▶ Exercise
Copy every line of the data that contains the string "invited".

▶ Records to process
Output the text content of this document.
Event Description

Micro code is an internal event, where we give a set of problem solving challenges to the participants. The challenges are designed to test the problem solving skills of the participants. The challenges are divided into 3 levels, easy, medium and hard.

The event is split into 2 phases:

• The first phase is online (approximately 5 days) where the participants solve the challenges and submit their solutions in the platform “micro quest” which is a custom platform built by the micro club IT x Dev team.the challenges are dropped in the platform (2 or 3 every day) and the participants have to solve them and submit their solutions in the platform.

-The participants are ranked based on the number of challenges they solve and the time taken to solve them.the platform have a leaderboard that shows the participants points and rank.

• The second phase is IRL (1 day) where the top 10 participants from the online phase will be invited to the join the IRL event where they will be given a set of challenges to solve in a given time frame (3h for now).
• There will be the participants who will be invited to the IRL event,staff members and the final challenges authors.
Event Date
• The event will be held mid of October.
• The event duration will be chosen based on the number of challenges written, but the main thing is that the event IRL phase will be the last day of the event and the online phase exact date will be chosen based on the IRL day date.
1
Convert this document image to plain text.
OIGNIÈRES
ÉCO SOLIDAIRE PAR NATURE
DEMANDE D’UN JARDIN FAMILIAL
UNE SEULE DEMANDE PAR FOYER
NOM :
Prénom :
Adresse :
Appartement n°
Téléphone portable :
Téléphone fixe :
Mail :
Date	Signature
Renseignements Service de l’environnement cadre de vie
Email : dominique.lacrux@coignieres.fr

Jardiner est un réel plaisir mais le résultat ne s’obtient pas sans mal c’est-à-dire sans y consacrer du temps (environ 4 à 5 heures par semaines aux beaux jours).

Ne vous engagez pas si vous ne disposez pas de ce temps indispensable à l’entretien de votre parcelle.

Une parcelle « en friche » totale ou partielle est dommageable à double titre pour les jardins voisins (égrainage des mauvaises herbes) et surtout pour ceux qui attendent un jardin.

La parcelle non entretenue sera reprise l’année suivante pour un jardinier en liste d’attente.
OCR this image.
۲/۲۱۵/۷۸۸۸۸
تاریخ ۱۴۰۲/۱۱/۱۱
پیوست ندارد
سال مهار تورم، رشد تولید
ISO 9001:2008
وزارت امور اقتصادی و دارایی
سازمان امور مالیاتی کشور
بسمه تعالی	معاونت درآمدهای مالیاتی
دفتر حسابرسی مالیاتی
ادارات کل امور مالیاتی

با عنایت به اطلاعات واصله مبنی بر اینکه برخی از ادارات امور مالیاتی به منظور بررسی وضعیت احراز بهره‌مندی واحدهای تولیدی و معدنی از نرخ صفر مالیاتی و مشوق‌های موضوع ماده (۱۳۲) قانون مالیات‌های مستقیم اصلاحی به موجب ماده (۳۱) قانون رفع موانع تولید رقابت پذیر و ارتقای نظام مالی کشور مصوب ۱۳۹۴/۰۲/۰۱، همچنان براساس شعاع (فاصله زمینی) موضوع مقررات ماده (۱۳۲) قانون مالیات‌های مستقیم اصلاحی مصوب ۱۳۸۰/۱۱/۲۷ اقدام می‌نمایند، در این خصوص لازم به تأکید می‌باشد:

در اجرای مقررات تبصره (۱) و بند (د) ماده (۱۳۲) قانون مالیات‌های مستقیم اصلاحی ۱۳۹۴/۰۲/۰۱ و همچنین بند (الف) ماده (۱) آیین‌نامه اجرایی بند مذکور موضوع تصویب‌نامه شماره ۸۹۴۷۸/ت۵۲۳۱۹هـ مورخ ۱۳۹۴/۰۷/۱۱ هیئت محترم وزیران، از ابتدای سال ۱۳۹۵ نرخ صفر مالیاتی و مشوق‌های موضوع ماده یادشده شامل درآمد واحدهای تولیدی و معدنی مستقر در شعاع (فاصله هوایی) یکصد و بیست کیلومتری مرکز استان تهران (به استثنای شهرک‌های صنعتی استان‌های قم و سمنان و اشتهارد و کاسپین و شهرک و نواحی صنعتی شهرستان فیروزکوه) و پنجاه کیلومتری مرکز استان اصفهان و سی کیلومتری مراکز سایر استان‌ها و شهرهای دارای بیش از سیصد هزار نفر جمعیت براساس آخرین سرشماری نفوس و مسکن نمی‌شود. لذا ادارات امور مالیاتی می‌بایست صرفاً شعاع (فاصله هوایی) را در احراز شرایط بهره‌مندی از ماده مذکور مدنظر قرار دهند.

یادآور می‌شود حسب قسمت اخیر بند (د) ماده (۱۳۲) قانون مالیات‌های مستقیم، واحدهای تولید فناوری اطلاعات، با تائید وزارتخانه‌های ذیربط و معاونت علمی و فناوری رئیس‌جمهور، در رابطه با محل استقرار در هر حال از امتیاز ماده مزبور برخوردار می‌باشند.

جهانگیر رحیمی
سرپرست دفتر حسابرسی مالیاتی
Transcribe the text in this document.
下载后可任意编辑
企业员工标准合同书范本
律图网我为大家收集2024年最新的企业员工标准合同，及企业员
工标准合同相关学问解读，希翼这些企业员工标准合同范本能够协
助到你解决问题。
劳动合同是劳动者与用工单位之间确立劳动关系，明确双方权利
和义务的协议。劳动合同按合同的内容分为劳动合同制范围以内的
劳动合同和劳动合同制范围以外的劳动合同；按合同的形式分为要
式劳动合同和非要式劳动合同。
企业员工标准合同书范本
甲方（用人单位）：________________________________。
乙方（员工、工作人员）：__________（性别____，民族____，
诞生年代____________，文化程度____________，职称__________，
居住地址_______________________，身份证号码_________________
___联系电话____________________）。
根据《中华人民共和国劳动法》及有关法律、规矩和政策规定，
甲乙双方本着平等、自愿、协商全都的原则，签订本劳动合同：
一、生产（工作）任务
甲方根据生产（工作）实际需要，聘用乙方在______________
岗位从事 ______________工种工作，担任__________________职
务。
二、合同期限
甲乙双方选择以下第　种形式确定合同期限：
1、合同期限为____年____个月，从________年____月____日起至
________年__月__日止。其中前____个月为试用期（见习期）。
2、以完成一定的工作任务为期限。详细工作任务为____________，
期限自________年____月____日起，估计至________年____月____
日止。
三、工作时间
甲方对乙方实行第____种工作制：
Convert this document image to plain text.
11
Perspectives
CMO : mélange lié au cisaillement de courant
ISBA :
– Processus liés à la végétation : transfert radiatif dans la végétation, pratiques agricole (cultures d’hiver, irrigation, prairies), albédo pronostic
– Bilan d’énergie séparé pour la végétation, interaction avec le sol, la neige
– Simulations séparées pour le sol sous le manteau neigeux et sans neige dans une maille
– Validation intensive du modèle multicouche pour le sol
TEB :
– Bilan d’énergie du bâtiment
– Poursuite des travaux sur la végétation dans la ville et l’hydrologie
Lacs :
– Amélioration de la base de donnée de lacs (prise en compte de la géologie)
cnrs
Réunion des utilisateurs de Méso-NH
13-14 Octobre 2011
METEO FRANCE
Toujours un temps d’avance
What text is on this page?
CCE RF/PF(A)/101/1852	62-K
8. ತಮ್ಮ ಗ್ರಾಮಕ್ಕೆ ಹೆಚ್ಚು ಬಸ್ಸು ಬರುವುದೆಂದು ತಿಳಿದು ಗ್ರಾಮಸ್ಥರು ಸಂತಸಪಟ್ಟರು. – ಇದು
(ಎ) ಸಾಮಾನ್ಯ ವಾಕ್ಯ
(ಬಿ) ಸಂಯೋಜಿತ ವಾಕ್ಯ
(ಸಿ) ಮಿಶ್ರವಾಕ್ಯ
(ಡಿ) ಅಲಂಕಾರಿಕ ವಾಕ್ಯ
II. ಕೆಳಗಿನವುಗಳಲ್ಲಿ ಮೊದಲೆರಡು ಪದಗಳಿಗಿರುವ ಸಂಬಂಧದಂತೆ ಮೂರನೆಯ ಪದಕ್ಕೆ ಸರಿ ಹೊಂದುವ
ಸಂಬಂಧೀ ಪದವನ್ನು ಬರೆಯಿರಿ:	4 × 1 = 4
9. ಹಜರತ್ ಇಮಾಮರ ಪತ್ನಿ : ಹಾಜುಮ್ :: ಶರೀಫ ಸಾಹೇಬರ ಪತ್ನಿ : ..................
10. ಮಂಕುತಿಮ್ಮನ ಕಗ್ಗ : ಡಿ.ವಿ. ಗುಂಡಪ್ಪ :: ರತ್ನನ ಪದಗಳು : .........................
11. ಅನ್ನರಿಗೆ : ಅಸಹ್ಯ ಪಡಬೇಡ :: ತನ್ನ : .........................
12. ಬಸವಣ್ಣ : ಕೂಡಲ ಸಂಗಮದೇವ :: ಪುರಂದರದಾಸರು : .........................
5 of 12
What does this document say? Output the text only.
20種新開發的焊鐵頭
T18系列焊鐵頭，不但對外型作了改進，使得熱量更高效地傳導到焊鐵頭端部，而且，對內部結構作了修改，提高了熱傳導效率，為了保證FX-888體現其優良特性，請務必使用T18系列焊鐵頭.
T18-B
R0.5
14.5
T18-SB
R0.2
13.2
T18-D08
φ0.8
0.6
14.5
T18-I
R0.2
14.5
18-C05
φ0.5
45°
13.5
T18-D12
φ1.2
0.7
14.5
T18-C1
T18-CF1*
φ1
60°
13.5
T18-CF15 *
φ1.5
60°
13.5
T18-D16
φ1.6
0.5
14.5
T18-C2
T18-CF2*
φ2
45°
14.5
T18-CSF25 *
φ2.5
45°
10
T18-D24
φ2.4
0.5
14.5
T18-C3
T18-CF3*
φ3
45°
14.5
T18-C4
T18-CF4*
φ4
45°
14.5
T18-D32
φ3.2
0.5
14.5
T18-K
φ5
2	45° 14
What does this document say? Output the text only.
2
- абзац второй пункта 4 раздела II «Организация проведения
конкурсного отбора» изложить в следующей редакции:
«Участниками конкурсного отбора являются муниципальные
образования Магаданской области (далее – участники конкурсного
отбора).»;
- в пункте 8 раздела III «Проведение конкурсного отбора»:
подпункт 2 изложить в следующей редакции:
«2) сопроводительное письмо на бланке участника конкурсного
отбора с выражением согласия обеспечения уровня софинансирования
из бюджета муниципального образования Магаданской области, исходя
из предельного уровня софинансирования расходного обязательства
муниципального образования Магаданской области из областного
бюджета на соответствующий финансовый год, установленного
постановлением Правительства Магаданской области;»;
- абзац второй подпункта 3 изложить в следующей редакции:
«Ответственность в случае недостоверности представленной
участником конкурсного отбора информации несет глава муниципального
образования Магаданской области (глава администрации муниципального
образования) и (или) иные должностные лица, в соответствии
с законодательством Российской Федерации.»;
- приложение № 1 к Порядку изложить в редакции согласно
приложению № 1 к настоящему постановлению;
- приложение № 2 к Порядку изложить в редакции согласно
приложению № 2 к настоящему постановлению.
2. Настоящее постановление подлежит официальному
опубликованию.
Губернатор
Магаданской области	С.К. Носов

▶ Response
• The second phase is IRL (1 day) where the top 10 participants from the online phase will be invited to the join the IRL event where they will be given a set of challenges to solve in a given time frame (3h for now).
• There will be the participants who will be invited to the IRL event,staff members and the final challenges authors.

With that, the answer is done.